**RECORDS SHOWN**:
────────────────────
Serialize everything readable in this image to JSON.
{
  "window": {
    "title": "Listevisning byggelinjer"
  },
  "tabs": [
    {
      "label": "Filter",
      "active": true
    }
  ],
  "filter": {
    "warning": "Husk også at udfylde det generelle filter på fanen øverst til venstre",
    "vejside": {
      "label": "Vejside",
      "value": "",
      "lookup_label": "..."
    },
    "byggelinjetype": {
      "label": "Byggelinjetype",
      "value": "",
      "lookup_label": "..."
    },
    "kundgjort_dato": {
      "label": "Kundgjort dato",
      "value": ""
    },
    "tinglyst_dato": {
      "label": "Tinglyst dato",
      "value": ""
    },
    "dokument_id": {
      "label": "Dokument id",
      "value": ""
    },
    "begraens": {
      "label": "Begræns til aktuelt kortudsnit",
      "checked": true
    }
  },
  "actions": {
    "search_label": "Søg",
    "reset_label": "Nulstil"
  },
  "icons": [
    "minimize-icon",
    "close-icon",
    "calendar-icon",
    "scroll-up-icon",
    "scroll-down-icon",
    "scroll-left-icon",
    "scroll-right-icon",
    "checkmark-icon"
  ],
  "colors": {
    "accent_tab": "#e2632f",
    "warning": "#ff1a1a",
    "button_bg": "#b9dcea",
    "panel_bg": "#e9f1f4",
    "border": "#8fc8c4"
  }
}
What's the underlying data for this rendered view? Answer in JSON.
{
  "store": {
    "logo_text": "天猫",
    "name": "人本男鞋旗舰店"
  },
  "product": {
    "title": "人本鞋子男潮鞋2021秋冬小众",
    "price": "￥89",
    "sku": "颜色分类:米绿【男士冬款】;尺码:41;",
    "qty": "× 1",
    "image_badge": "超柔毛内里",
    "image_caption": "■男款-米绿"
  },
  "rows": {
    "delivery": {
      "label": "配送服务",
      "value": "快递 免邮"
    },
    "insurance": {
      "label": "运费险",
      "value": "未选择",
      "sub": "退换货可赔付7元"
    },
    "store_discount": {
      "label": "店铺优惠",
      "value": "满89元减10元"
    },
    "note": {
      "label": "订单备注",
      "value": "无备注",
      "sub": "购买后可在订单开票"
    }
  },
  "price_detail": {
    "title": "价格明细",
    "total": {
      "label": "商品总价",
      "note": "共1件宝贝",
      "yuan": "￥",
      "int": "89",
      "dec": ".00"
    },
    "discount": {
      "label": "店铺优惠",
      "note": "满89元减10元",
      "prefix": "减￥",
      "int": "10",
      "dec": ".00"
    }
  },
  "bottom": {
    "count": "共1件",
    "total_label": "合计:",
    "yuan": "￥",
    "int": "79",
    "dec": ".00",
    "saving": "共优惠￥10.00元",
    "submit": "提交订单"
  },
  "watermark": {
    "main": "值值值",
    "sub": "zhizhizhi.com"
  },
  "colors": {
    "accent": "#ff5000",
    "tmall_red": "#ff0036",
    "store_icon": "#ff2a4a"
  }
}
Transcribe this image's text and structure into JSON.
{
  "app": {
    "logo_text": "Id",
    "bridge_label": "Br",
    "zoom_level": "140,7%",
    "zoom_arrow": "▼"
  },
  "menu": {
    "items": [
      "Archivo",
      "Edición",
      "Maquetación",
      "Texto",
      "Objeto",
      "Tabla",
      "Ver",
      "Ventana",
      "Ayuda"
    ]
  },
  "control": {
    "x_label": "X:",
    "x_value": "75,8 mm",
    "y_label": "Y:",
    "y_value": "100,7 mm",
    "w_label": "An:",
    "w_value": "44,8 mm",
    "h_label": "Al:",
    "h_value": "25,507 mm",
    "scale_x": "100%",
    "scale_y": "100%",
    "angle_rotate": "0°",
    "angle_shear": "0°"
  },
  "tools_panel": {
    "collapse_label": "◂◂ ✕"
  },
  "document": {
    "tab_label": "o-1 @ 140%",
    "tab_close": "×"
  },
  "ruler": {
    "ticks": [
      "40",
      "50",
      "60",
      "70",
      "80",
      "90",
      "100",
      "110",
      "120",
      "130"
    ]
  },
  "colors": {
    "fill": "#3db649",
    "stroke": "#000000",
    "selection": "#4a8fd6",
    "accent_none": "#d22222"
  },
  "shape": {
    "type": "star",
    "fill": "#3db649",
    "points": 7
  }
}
────────────────────
**GIVEN TASK**: From the listing above, extract every line exactly as it stands.

**FINISHED TASK**:
Serialize everything readable in this image to JSON.
{
  "window": {
    "title": "Listevisning byggelinjer"
  },
  "tabs": [
    {
      "label": "Filter",
      "active": true
    }
  ],
  "filter": {
    "warning": "Husk også at udfylde det generelle filter på fanen øverst til venstre",
    "vejside": {
      "label": "Vejside",
      "value": "",
      "lookup_label": "..."
    },
    "byggelinjetype": {
      "label": "Byggelinjetype",
      "value": "",
      "lookup_label": "..."
    },
    "kundgjort_dato": {
      "label": "Kundgjort dato",
      "value": ""
    },
    "tinglyst_dato": {
      "label": "Tinglyst dato",
      "value": ""
    },
    "dokument_id": {
      "label": "Dokument id",
      "value": ""
    },
    "begraens": {
      "label": "Begræns til aktuelt kortudsnit",
      "checked": true
    }
  },
  "actions": {
    "search_label": "Søg",
    "reset_label": "Nulstil"
  },
  "icons": [
    "minimize-icon",
    "close-icon",
    "calendar-icon",
    "scroll-up-icon",
    "scroll-down-icon",
    "scroll-left-icon",
    "scroll-right-icon",
    "checkmark-icon"
  ],
  "colors": {
    "accent_tab": "#e2632f",
    "warning": "#ff1a1a",
    "button_bg": "#b9dcea",
    "panel_bg": "#e9f1f4",
    "border": "#8fc8c4"
  }
}
What's the underlying data for this rendered view? Answer in JSON.
{
  "store": {
    "logo_text": "天猫",
    "name": "人本男鞋旗舰店"
  },
  "product": {
    "title": "人本鞋子男潮鞋2021秋冬小众",
    "price": "￥89",
    "sku": "颜色分类:米绿【男士冬款】;尺码:41;",
    "qty": "× 1",
    "image_badge": "超柔毛内里",
    "image_caption": "■男款-米绿"
  },
  "rows": {
    "delivery": {
      "label": "配送服务",
      "value": "快递 免邮"
    },
    "insurance": {
      "label": "运费险",
      "value": "未选择",
      "sub": "退换货可赔付7元"
    },
    "store_discount": {
      "label": "店铺优惠",
      "value": "满89元减10元"
    },
    "note": {
      "label": "订单备注",
      "value": "无备注",
      "sub": "购买后可在订单开票"
    }
  },
  "price_detail": {
    "title": "价格明细",
    "total": {
      "label": "商品总价",
      "note": "共1件宝贝",
      "yuan": "￥",
      "int": "89",
      "dec": ".00"
    },
    "discount": {
      "label": "店铺优惠",
      "note": "满89元减10元",
      "prefix": "减￥",
      "int": "10",
      "dec": ".00"
    }
  },
  "bottom": {
    "count": "共1件",
    "total_label": "合计:",
    "yuan": "￥",
    "int": "79",
    "dec": ".00",
    "saving": "共优惠￥10.00元",
    "submit": "提交订单"
  },
  "watermark": {
    "main": "值值值",
    "sub": "zhizhizhi.com"
  },
  "colors": {
    "accent": "#ff5000",
    "tmall_red": "#ff0036",
    "store_icon": "#ff2a4a"
  }
}
Transcribe this image's text and structure into JSON.
{
  "app": {
    "logo_text": "Id",
    "bridge_label": "Br",
    "zoom_level": "140,7%",
    "zoom_arrow": "▼"
  },
  "menu": {
    "items": [
      "Archivo",
      "Edición",
      "Maquetación",
      "Texto",
      "Objeto",
      "Tabla",
      "Ver",
      "Ventana",
      "Ayuda"
    ]
  },
  "control": {
    "x_label": "X:",
    "x_value": "75,8 mm",
    "y_label": "Y:",
    "y_value": "100,7 mm",
    "w_label": "An:",
    "w_value": "44,8 mm",
    "h_label": "Al:",
    "h_value": "25,507 mm",
    "scale_x": "100%",
    "scale_y": "100%",
    "angle_rotate": "0°",
    "angle_shear": "0°"
  },
  "tools_panel": {
    "collapse_label": "◂◂ ✕"
  },
  "document": {
    "tab_label": "o-1 @ 140%",
    "tab_close": "×"
  },
  "ruler": {
    "ticks": [
      "40",
      "50",
      "60",
      "70",
      "80",
      "90",
      "100",
      "110",
      "120",
      "130"
    ]
  },
  "colors": {
    "fill": "#3db649",
    "stroke": "#000000",
    "selection": "#4a8fd6",
    "accent_none": "#d22222"
  },
  "shape": {
    "type": "star",
    "fill": "#3db649",
    "points": 7
  }
}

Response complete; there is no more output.